Stated problem: In the listing that follows, count each line where the word "onde" appears; write nothing but the count.

Extracted data:
============

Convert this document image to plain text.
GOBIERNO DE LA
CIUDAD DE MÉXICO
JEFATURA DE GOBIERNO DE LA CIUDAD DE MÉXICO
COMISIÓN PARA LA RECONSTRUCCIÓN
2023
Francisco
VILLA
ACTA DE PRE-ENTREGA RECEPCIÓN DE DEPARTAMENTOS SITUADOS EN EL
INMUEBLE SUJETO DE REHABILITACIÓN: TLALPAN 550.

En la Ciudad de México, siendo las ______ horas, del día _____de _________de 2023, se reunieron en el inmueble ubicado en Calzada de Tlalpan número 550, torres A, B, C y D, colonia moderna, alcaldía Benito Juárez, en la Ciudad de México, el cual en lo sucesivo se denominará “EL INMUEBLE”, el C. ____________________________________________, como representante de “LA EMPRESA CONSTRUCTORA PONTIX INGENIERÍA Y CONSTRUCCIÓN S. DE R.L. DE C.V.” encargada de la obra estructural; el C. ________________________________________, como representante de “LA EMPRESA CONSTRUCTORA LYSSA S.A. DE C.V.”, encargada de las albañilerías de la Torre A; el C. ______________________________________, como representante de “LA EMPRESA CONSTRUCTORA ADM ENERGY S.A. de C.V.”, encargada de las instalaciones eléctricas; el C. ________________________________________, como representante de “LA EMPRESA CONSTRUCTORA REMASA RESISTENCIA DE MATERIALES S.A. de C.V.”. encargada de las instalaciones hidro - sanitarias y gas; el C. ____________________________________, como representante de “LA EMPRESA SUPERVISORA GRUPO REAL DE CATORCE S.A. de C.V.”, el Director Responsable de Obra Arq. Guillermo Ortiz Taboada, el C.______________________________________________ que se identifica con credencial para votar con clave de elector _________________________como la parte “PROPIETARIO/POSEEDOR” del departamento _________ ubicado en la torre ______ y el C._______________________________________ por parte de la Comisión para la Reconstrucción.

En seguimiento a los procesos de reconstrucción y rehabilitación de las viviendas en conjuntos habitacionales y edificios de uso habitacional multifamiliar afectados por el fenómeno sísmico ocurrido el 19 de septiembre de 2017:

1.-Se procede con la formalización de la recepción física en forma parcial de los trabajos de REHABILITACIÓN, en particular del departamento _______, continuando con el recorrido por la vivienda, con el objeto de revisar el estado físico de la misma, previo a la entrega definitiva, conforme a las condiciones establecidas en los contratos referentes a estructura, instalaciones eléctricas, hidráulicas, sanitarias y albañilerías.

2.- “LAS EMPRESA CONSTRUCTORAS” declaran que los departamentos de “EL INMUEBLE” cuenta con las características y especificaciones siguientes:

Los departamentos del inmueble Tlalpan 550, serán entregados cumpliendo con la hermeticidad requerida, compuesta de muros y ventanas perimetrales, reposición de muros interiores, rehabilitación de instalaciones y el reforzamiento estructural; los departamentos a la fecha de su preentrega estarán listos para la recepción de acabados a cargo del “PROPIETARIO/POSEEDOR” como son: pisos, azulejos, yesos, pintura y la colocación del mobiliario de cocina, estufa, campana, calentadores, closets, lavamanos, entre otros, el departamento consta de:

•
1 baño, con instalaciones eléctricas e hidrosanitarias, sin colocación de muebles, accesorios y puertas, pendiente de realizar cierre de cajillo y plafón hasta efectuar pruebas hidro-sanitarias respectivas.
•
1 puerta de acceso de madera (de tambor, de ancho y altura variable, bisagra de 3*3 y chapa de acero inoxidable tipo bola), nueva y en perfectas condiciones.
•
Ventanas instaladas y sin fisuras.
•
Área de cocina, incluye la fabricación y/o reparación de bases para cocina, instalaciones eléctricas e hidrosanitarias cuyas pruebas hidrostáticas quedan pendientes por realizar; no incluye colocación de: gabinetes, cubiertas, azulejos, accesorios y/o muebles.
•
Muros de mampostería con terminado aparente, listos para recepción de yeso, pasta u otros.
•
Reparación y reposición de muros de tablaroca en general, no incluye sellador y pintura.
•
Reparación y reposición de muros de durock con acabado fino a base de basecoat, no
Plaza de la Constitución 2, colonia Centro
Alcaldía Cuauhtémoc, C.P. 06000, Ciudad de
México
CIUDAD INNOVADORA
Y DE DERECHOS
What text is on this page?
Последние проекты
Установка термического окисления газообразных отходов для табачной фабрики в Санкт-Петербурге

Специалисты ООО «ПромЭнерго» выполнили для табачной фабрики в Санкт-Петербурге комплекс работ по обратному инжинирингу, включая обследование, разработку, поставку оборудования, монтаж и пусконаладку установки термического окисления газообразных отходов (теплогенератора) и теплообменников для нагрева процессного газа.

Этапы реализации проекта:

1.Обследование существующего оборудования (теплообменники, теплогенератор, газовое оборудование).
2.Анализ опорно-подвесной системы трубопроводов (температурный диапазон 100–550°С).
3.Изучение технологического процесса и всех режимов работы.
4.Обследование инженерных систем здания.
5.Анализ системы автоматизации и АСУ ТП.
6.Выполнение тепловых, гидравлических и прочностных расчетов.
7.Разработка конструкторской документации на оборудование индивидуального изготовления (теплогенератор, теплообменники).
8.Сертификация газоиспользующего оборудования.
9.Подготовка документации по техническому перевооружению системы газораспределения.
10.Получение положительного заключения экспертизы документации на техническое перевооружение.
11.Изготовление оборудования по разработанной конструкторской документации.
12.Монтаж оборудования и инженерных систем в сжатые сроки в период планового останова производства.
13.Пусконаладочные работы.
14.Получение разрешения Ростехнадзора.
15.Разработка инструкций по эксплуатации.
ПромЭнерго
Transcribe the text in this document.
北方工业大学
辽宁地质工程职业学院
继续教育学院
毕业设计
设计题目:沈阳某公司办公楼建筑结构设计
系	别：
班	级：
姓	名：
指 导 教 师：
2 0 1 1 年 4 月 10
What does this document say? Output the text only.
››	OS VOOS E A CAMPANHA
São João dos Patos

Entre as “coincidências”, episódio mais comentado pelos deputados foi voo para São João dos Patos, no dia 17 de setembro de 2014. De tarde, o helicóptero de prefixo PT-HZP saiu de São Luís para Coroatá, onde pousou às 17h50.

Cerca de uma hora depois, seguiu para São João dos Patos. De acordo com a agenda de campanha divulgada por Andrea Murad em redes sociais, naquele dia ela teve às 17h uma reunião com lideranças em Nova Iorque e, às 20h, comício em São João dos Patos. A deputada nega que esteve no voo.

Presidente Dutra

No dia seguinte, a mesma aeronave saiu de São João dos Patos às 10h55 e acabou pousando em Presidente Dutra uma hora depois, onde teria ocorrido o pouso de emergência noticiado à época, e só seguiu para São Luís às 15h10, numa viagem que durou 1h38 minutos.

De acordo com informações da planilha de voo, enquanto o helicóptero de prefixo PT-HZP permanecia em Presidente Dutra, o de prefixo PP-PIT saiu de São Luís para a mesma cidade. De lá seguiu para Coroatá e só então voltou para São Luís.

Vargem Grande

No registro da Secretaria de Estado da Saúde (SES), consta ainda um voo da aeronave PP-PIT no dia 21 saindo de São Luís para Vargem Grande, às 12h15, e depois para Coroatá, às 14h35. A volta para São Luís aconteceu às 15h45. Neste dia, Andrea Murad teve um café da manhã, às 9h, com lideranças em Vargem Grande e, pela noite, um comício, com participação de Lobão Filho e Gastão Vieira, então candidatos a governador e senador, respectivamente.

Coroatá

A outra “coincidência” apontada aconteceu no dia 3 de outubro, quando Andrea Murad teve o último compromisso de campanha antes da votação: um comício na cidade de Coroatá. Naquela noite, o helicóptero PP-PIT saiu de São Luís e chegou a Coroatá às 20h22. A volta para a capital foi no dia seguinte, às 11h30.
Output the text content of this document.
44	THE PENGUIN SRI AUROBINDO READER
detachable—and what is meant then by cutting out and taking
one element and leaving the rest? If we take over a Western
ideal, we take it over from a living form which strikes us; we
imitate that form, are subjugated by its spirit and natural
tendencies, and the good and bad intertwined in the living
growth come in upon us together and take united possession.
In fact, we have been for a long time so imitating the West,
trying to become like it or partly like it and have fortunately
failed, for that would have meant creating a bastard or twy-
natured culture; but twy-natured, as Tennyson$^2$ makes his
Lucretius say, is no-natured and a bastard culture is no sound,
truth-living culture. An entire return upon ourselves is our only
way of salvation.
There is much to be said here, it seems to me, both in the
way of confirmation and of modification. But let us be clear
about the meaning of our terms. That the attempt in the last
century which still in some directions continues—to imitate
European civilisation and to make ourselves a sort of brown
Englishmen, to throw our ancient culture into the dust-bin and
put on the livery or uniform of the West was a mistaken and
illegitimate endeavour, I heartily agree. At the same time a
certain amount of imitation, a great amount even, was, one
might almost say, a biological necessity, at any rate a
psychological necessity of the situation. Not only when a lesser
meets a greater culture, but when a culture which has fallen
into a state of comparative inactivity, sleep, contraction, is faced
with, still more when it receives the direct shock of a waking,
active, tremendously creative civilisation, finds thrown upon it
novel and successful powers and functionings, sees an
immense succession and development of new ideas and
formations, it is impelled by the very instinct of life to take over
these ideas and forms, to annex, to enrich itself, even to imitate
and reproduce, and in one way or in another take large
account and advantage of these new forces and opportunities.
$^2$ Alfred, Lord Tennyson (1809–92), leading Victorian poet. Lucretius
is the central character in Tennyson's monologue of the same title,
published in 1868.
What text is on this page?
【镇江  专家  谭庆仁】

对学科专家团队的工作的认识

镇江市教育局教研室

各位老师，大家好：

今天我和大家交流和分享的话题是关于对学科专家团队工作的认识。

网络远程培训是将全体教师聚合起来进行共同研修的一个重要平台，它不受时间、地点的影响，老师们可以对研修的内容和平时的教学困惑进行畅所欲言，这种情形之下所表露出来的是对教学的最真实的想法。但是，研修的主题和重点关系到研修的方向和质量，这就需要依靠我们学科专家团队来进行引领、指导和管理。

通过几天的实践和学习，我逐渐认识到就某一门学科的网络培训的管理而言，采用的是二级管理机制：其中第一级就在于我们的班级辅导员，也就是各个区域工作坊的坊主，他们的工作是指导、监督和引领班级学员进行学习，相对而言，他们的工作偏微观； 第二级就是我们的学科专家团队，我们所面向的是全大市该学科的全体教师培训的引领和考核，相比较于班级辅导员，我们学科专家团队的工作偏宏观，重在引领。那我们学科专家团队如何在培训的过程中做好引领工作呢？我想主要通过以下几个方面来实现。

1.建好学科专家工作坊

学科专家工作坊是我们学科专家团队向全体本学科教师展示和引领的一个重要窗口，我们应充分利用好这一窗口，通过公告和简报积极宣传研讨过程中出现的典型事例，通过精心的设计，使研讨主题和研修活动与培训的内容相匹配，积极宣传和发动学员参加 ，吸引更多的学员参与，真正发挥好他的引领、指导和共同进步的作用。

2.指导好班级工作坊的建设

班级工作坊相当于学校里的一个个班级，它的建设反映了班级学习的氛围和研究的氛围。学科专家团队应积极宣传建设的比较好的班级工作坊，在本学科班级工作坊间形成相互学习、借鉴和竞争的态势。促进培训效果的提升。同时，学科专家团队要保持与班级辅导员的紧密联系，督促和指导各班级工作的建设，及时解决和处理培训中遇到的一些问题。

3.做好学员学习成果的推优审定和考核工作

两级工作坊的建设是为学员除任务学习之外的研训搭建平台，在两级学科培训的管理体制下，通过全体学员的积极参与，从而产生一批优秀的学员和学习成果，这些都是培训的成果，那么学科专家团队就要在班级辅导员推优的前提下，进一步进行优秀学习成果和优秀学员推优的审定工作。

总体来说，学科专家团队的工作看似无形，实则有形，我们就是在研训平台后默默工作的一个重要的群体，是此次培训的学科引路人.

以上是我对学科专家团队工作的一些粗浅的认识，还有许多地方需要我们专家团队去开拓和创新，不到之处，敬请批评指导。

============

Exercise answer: 2